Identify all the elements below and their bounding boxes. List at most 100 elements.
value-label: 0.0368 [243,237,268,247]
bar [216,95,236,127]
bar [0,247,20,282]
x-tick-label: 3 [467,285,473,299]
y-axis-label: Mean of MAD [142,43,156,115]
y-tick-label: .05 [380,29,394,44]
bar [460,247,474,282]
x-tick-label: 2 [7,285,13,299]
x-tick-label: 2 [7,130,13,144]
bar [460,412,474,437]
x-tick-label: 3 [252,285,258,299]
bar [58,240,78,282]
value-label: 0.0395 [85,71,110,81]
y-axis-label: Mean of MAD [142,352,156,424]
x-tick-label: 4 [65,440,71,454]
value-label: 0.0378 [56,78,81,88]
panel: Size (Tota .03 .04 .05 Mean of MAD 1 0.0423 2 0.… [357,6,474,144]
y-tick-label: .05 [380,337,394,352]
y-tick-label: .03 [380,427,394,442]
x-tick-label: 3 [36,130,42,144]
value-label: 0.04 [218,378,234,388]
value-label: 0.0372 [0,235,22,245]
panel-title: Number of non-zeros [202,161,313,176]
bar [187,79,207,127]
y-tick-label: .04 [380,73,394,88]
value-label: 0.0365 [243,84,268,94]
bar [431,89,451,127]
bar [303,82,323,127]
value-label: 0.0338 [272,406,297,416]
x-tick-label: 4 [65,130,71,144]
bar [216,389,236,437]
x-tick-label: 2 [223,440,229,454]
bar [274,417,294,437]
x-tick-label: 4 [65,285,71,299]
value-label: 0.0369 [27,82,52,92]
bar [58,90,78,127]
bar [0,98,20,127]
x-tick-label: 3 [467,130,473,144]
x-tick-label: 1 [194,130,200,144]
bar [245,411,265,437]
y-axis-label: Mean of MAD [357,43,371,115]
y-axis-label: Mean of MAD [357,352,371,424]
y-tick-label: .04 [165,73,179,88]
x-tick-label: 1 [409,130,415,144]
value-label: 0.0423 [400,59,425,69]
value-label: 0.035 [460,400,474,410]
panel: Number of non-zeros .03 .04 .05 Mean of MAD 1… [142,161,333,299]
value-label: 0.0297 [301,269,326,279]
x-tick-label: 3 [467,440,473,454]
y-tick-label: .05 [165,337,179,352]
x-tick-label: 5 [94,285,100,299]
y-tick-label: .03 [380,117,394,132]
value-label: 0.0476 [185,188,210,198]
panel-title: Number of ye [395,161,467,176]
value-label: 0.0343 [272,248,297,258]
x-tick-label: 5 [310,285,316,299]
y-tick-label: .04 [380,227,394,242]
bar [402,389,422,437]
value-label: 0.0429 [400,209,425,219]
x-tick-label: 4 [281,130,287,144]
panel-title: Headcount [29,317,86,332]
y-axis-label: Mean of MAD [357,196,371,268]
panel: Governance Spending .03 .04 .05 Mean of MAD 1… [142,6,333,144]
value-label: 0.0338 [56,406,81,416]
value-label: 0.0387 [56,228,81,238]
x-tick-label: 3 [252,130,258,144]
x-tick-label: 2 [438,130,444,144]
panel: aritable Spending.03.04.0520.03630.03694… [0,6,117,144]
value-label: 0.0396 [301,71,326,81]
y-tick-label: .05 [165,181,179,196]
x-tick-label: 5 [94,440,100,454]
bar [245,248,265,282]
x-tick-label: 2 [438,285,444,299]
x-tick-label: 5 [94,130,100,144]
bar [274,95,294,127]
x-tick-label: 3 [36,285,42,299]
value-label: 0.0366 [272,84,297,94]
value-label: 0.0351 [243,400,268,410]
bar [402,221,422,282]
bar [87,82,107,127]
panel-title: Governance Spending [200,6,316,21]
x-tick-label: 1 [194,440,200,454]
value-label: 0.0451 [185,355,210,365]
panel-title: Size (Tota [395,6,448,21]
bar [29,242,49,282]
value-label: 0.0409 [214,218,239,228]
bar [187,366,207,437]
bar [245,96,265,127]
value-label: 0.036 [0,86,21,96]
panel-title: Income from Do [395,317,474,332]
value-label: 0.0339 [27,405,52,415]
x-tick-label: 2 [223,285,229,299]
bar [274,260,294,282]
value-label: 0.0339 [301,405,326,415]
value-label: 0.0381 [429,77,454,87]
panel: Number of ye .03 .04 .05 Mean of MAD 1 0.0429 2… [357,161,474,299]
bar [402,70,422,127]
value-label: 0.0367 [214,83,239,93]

-*-

§ **Request**:
Copy the items character for character, starting with the first line and ending after the line that contains "x-tick-label: 4 [65,285,71,299]".

§ **Right answer**:
Identify all the elements below and their bounding boxes. List at most 100 elements.
value-label: 0.0368 [243,237,268,247]
bar [216,95,236,127]
bar [0,247,20,282]
x-tick-label: 3 [467,285,473,299]
y-axis-label: Mean of MAD [142,43,156,115]
y-tick-label: .05 [380,29,394,44]
bar [460,247,474,282]
x-tick-label: 2 [7,285,13,299]
x-tick-label: 2 [7,130,13,144]
bar [460,412,474,437]
x-tick-label: 3 [252,285,258,299]
bar [58,240,78,282]
value-label: 0.0395 [85,71,110,81]
y-axis-label: Mean of MAD [142,352,156,424]
x-tick-label: 4 [65,440,71,454]
value-label: 0.0378 [56,78,81,88]
panel: Size (Tota .03 .04 .05 Mean of MAD 1 0.0423 2 0.… [357,6,474,144]
y-tick-label: .05 [380,337,394,352]
y-tick-label: .03 [380,427,394,442]
x-tick-label: 3 [36,130,42,144]
value-label: 0.04 [218,378,234,388]
value-label: 0.0372 [0,235,22,245]
panel-title: Number of non-zeros [202,161,313,176]
bar [187,79,207,127]
y-tick-label: .04 [380,73,394,88]
value-label: 0.0365 [243,84,268,94]
bar [431,89,451,127]
bar [303,82,323,127]
value-label: 0.0338 [272,406,297,416]
x-tick-label: 4 [65,130,71,144]
bar [216,389,236,437]
x-tick-label: 2 [223,440,229,454]
bar [274,417,294,437]
x-tick-label: 4 [65,285,71,299]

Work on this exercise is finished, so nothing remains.